Document passage >>
★ ★ ★
Nokia Siemens Networks throws in the towel on sale

NSN's headquarters.

I guess Nokia and Siemens are stuck with their joint venture in a telecommunications equipment company. Nokia Siemens Networks Wednesday said it had completed its review of private equity bids and decided to recommit to each other. In less romantic terms it means no one offered enough money and so Nokia and Siemens may have to pony up more money to keep NSN afloat.

Last month a story in the Wall Street Journal cited the company’s problems finding buyers and said that the parent companies might have to put in more capital — something the struggling Nokia may find hard to swallow. Today the company confirmed it saying in a press release:

“We believe that the current shareholders are in the best position to further enhance the value of the company,” said Olli-Pekka Kallasvuo, chairman of Nokia Siemens Networks.
★ ★ ★
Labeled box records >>
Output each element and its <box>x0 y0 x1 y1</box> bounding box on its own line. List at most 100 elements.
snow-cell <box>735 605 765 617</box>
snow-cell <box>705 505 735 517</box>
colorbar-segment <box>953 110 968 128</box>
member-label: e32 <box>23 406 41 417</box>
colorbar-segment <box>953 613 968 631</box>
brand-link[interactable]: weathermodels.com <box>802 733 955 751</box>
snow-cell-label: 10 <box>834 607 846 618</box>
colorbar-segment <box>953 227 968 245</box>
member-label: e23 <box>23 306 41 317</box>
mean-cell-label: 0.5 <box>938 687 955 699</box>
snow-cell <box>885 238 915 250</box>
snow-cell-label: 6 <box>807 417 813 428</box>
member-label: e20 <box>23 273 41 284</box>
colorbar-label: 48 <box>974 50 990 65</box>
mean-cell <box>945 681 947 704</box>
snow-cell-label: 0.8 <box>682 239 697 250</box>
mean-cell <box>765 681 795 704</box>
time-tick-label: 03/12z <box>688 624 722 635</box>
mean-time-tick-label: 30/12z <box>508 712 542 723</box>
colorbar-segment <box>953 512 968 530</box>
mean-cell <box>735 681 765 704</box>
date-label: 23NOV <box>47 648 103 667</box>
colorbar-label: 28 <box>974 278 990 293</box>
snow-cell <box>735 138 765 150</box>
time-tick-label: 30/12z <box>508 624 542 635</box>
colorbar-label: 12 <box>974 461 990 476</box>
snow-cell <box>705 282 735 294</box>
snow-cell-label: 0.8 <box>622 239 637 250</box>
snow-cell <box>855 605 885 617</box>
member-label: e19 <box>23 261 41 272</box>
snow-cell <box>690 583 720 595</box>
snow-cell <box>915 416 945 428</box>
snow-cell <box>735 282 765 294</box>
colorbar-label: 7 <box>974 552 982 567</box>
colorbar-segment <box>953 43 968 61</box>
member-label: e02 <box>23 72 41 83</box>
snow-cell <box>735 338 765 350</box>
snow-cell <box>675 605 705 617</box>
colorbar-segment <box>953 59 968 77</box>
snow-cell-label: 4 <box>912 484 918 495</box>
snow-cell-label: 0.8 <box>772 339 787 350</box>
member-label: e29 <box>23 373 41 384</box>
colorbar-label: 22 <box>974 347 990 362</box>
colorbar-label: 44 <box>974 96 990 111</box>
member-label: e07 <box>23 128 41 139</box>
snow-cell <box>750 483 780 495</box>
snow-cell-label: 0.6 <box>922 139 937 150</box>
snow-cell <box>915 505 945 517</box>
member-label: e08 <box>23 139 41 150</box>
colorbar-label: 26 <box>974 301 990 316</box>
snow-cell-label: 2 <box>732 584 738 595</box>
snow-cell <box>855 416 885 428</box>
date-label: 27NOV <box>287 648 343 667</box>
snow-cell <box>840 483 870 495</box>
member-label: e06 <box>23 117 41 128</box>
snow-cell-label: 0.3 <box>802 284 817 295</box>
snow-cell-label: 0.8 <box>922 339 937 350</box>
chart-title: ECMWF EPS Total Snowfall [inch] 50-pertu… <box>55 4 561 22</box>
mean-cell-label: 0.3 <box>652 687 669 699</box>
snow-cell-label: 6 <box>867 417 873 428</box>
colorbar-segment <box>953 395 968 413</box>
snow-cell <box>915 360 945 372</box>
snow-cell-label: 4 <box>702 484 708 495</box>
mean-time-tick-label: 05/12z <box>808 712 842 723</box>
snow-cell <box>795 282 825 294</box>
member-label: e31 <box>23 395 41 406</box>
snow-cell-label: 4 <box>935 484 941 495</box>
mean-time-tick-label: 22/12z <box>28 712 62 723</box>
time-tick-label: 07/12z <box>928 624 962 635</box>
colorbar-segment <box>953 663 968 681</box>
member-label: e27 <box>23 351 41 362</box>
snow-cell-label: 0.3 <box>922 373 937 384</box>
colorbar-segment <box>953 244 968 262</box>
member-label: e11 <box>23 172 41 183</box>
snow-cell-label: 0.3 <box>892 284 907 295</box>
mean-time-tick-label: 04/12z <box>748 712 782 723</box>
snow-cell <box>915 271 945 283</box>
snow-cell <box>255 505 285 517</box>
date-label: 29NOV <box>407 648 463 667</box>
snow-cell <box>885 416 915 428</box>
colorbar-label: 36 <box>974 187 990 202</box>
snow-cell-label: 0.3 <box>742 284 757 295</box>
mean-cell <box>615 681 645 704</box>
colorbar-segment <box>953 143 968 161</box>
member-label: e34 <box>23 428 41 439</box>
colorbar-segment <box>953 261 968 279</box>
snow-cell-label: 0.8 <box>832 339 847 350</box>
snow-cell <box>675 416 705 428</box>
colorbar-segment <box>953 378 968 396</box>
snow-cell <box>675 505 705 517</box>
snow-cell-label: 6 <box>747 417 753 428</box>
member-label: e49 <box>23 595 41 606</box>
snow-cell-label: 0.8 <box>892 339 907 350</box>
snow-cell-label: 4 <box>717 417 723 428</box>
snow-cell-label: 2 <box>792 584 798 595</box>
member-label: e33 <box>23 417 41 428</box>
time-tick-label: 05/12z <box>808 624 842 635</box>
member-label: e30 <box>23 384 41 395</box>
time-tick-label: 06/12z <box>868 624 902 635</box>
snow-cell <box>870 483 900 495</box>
★ ★ ★
Requirements >>
1. From the Nokia Siemens Networks article, print everything from "Last month a" down to "Nokia Siemens Networks.".
2. Pick up the Nokia Siemens Networks article after its final sentence and write what comes next.
You won't need the labeled box lines for anything here.

Answers for the exercise >>
1.
Last month a story in the Wall Street Journal cited the company’s problems finding buyers and said that the parent companies might have to put in more capital — something the struggling Nokia may find hard to swallow. Today the company confirmed it saying in a press release:

“We believe that the current shareholders are in the best position to further enhance the value of the company,” said Olli-Pekka Kallasvuo, chairman of Nokia Siemens Networks.

2.
Nokia Siemens Networks has made good progress in its turnaround plan, with first quarter 2011 results marking a third successive quarter of year-on-year reported net sales growth, as well as a fifth quarter of non-IFRS operating profits since it announced its change in strategy in November 2009.

The question is whether Nokia can afford to pony up more cash for a business that is stuck in a consolidating and more competitive environment thanks to the growth of Chinese equipment companies Huawei and ZTE. We have seen Alcatel-Lucent struggle, Nortel go bankrupt and even Motorola sell off elements of its wireless gear business (to NSN no less). Sounds kind of like a money pit.

Image of NSN’s HQ courtesy of NSN.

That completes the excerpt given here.